- [Exercise prompt] Give the entries below again with "cross-sectional" switched to "sectional" wherever it occurs, and leave everything else unchanged.

§

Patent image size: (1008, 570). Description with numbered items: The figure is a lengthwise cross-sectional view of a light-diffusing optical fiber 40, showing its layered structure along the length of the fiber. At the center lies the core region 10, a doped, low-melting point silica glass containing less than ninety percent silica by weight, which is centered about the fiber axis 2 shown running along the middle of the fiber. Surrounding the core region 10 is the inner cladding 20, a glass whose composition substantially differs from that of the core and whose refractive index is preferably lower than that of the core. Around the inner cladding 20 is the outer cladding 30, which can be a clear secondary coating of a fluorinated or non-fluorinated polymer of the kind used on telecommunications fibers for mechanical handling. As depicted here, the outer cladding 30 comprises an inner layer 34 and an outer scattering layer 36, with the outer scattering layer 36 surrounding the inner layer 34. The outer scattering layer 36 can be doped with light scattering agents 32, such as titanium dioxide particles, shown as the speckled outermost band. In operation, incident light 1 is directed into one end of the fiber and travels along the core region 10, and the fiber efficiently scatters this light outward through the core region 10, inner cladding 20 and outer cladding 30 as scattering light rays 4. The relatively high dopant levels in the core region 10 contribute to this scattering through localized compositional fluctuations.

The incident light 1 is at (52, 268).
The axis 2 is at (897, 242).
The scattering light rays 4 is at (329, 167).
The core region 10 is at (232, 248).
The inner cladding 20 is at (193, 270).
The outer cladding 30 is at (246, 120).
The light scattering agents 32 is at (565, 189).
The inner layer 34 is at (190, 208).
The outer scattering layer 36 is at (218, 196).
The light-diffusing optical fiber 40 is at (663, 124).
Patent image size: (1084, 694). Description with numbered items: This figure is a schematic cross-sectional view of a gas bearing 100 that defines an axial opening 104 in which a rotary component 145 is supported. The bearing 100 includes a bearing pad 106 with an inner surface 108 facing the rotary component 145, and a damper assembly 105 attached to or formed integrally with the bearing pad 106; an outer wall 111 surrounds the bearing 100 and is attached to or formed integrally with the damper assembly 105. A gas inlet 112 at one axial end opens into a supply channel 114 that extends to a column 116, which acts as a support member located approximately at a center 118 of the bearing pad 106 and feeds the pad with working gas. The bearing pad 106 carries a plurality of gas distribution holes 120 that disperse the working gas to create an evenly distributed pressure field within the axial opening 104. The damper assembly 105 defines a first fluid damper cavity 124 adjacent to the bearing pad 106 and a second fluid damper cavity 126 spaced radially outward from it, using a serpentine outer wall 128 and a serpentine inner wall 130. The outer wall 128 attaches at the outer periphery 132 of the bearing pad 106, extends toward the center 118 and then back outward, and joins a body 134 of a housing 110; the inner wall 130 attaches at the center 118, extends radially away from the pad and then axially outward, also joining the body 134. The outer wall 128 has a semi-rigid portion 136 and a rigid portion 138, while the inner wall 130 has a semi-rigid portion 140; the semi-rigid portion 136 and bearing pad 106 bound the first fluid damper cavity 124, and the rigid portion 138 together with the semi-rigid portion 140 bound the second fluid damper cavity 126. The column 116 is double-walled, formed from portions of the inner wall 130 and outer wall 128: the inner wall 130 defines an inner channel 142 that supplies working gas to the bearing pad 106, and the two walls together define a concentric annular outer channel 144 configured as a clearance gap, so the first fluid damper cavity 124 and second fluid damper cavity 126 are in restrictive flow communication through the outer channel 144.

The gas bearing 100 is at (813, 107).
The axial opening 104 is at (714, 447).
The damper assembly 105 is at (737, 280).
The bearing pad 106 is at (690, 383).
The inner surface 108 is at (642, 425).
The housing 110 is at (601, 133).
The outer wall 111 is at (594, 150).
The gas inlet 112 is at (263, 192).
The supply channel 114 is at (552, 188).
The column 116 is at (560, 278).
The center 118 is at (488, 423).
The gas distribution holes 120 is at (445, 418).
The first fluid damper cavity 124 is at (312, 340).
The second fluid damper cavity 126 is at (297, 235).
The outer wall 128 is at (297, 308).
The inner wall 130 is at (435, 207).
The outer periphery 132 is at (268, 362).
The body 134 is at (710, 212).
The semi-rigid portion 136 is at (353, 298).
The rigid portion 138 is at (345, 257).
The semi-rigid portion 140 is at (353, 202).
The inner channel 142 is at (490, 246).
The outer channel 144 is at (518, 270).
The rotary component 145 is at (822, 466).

§

- [Complete response]
Patent image size: (1008, 570). Description with numbered items: The figure is a lengthwise sectional view of a light-diffusing optical fiber 40, showing its layered structure along the length of the fiber. At the center lies the core region 10, a doped, low-melting point silica glass containing less than ninety percent silica by weight, which is centered about the fiber axis 2 shown running along the middle of the fiber. Surrounding the core region 10 is the inner cladding 20, a glass whose composition substantially differs from that of the core and whose refractive index is preferably lower than that of the core. Around the inner cladding 20 is the outer cladding 30, which can be a clear secondary coating of a fluorinated or non-fluorinated polymer of the kind used on telecommunications fibers for mechanical handling. As depicted here, the outer cladding 30 comprises an inner layer 34 and an outer scattering layer 36, with the outer scattering layer 36 surrounding the inner layer 34. The outer scattering layer 36 can be doped with light scattering agents 32, such as titanium dioxide particles, shown as the speckled outermost band. In operation, incident light 1 is directed into one end of the fiber and travels along the core region 10, and the fiber efficiently scatters this light outward through the core region 10, inner cladding 20 and outer cladding 30 as scattering light rays 4. The relatively high dopant levels in the core region 10 contribute to this scattering through localized compositional fluctuations.

The incident light 1 is at (52, 268).
The axis 2 is at (897, 242).
The scattering light rays 4 is at (329, 167).
The core region 10 is at (232, 248).
The inner cladding 20 is at (193, 270).
The outer cladding 30 is at (246, 120).
The light scattering agents 32 is at (565, 189).
The inner layer 34 is at (190, 208).
The outer scattering layer 36 is at (218, 196).
The light-diffusing optical fiber 40 is at (663, 124).
Patent image size: (1084, 694). Description with numbered items: This figure is a schematic sectional view of a gas bearing 100 that defines an axial opening 104 in which a rotary component 145 is supported. The bearing 100 includes a bearing pad 106 with an inner surface 108 facing the rotary component 145, and a damper assembly 105 attached to or formed integrally with the bearing pad 106; an outer wall 111 surrounds the bearing 100 and is attached to or formed integrally with the damper assembly 105. A gas inlet 112 at one axial end opens into a supply channel 114 that extends to a column 116, which acts as a support member located approximately at a center 118 of the bearing pad 106 and feeds the pad with working gas. The bearing pad 106 carries a plurality of gas distribution holes 120 that disperse the working gas to create an evenly distributed pressure field within the axial opening 104. The damper assembly 105 defines a first fluid damper cavity 124 adjacent to the bearing pad 106 and a second fluid damper cavity 126 spaced radially outward from it, using a serpentine outer wall 128 and a serpentine inner wall 130. The outer wall 128 attaches at the outer periphery 132 of the bearing pad 106, extends toward the center 118 and then back outward, and joins a body 134 of a housing 110; the inner wall 130 attaches at the center 118, extends radially away from the pad and then axially outward, also joining the body 134. The outer wall 128 has a semi-rigid portion 136 and a rigid portion 138, while the inner wall 130 has a semi-rigid portion 140; the semi-rigid portion 136 and bearing pad 106 bound the first fluid damper cavity 124, and the rigid portion 138 together with the semi-rigid portion 140 bound the second fluid damper cavity 126. The column 116 is double-walled, formed from portions of the inner wall 130 and outer wall 128: the inner wall 130 defines an inner channel 142 that supplies working gas to the bearing pad 106, and the two walls together define a concentric annular outer channel 144 configured as a clearance gap, so the first fluid damper cavity 124 and second fluid damper cavity 126 are in restrictive flow communication through the outer channel 144.

The gas bearing 100 is at (813, 107).
The axial opening 104 is at (714, 447).
The damper assembly 105 is at (737, 280).
The bearing pad 106 is at (690, 383).
The inner surface 108 is at (642, 425).
The housing 110 is at (601, 133).
The outer wall 111 is at (594, 150).
The gas inlet 112 is at (263, 192).
The supply channel 114 is at (552, 188).
The column 116 is at (560, 278).
The center 118 is at (488, 423).
The gas distribution holes 120 is at (445, 418).
The first fluid damper cavity 124 is at (312, 340).
The second fluid damper cavity 126 is at (297, 235).
The outer wall 128 is at (297, 308).
The inner wall 130 is at (435, 207).
The outer periphery 132 is at (268, 362).
The body 134 is at (710, 212).
The semi-rigid portion 136 is at (353, 298).
The rigid portion 138 is at (345, 257).
The semi-rigid portion 140 is at (353, 202).
The inner channel 142 is at (490, 246).
The outer channel 144 is at (518, 270).
The rotary component 145 is at (822, 466).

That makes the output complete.